* BEGIN Supplied material *

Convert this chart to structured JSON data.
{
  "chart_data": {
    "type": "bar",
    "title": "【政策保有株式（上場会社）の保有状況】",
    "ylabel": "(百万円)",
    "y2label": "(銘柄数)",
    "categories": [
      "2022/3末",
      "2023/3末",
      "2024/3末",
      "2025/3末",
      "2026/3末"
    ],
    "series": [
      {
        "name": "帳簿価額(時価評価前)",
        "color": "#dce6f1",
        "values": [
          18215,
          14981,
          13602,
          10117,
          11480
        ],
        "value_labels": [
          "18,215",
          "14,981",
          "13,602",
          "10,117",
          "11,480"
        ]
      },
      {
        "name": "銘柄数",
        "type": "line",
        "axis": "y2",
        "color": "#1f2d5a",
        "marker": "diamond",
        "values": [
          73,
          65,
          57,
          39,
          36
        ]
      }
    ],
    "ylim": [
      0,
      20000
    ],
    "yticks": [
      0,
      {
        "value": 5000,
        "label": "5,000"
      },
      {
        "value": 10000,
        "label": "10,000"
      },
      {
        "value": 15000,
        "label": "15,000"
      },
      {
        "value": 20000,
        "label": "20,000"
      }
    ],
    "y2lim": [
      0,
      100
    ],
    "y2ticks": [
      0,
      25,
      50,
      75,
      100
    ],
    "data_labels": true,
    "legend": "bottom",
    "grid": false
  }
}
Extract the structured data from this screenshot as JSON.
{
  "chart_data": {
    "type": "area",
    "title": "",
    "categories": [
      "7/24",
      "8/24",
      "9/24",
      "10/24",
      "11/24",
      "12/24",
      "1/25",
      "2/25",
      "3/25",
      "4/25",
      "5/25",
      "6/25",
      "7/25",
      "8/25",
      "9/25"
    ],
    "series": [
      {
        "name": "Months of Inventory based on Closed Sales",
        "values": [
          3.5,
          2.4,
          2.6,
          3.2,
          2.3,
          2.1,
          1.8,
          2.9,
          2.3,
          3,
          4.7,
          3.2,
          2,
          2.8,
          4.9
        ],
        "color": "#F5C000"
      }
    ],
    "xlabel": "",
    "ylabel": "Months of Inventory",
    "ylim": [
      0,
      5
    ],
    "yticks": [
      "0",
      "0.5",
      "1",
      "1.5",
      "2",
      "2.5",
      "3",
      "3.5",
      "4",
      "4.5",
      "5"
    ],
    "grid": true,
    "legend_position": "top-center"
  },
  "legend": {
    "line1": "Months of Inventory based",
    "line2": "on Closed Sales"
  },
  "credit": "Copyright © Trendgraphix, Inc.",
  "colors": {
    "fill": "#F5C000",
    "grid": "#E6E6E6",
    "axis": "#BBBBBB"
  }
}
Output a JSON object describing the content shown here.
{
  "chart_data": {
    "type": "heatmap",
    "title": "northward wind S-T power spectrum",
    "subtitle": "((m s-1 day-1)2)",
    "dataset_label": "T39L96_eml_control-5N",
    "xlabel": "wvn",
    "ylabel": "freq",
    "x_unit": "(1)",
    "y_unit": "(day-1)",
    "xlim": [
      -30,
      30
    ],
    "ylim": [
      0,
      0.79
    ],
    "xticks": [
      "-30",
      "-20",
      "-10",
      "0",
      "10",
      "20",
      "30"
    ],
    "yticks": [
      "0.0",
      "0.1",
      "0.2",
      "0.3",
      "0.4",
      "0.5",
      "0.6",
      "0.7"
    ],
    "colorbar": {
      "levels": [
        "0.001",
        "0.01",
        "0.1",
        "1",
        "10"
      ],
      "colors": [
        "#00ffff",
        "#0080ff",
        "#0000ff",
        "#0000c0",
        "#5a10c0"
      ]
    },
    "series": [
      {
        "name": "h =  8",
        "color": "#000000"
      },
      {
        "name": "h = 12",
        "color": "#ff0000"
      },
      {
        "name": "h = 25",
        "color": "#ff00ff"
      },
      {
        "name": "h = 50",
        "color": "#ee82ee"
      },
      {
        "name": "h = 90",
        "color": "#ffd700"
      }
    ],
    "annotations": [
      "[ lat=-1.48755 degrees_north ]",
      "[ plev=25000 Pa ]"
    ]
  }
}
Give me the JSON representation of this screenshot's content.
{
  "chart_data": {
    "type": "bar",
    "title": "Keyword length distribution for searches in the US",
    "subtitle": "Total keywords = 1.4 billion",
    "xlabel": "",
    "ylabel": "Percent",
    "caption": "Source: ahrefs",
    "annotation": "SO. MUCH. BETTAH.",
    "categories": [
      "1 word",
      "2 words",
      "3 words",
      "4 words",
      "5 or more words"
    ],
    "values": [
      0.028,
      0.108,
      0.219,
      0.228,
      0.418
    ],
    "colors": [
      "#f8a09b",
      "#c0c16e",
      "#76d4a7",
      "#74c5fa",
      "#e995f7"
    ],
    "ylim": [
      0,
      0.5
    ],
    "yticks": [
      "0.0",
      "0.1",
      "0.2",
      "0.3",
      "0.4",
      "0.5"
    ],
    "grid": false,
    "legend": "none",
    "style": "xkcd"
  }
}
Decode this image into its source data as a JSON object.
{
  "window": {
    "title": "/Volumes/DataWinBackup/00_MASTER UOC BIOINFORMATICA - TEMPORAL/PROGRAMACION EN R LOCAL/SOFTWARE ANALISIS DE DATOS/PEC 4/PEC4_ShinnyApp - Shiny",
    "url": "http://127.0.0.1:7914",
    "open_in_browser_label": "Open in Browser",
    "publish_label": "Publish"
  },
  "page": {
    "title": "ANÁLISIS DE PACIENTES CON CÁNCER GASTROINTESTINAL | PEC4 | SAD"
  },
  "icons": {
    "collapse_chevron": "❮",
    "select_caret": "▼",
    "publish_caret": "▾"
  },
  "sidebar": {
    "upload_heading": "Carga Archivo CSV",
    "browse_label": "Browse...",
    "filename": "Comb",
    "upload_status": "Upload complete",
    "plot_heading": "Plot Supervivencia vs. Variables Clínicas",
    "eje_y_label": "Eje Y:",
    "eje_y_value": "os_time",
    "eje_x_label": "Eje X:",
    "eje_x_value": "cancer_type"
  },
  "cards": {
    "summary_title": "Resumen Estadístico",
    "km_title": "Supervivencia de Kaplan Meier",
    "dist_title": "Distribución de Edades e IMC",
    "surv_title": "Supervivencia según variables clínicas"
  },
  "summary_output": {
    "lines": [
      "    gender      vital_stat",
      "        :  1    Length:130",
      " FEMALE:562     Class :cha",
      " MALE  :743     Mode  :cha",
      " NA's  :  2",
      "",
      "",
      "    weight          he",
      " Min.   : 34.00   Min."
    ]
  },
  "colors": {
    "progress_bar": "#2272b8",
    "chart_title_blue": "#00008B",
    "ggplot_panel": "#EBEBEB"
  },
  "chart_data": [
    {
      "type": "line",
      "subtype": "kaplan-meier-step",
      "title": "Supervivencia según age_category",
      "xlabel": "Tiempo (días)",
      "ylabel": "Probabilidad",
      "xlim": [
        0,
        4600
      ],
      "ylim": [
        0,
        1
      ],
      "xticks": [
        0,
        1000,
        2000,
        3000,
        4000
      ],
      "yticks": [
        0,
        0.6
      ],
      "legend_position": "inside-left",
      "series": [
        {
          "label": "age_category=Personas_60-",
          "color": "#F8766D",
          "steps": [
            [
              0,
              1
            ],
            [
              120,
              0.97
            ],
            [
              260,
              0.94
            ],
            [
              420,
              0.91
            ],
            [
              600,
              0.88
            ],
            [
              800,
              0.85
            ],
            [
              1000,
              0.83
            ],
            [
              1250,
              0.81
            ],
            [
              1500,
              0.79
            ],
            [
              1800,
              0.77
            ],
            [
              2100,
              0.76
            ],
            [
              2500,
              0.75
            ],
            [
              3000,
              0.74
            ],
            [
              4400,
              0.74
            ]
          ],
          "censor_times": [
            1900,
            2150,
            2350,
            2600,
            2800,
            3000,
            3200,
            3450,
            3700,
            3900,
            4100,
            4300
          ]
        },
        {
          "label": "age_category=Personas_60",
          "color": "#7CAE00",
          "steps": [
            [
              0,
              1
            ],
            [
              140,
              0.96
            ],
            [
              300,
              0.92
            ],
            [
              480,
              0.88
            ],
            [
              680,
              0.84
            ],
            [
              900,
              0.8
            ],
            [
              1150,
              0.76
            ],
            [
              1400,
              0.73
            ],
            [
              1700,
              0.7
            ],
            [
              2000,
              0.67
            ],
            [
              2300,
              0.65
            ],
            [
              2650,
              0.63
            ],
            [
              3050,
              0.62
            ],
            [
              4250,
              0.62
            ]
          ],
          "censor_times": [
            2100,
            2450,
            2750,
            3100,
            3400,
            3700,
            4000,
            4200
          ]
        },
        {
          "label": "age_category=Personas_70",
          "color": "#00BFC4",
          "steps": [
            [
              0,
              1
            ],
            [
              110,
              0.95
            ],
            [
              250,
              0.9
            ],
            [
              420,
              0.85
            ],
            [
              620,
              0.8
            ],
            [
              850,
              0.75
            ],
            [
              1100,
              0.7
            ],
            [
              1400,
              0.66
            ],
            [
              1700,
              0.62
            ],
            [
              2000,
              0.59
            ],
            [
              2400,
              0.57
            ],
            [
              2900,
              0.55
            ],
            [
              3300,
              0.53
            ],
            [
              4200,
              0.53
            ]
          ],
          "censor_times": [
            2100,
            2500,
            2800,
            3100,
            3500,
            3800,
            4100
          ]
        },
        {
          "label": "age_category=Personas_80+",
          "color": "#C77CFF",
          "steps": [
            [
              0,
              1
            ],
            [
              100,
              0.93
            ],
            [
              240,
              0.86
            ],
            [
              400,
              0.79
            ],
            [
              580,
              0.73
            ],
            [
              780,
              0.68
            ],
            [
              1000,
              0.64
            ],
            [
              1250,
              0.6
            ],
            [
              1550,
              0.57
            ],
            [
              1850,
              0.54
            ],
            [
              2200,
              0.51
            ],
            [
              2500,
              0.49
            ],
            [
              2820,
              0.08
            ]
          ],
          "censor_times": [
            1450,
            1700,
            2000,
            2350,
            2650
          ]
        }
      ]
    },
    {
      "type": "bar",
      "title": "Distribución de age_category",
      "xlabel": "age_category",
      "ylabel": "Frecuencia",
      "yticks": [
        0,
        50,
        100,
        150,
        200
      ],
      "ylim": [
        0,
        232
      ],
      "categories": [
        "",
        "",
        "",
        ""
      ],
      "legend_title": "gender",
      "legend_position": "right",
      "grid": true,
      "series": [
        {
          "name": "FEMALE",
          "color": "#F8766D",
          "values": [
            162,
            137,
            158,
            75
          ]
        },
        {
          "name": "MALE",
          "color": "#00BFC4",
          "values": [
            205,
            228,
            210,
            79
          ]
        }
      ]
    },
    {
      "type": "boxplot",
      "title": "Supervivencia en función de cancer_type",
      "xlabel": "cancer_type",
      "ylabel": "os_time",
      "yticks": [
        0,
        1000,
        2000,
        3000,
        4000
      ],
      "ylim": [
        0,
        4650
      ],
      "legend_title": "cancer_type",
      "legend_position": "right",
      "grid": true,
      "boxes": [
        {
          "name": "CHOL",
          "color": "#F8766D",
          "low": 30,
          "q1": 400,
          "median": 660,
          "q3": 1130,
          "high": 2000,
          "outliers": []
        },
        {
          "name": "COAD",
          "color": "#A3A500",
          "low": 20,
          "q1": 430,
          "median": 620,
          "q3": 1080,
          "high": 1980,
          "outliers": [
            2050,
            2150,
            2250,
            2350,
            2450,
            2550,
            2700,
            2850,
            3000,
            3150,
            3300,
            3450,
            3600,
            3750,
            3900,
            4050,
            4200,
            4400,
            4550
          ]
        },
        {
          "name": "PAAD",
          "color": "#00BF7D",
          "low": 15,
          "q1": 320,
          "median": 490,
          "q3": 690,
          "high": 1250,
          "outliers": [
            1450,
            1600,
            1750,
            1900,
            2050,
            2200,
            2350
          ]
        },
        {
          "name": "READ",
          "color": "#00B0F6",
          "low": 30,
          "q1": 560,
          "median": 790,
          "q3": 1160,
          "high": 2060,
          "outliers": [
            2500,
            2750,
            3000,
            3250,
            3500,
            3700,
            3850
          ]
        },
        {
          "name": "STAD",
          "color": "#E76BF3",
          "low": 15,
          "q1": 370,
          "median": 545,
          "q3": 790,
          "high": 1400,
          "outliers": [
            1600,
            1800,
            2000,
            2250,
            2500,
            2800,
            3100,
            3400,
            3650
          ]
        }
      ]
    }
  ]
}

* END Supplied material *

__What needs to be done__
Gather each line holding the string "object".

__Final result__
Output a JSON object describing the content shown here.
Decode this image into its source data as a JSON object.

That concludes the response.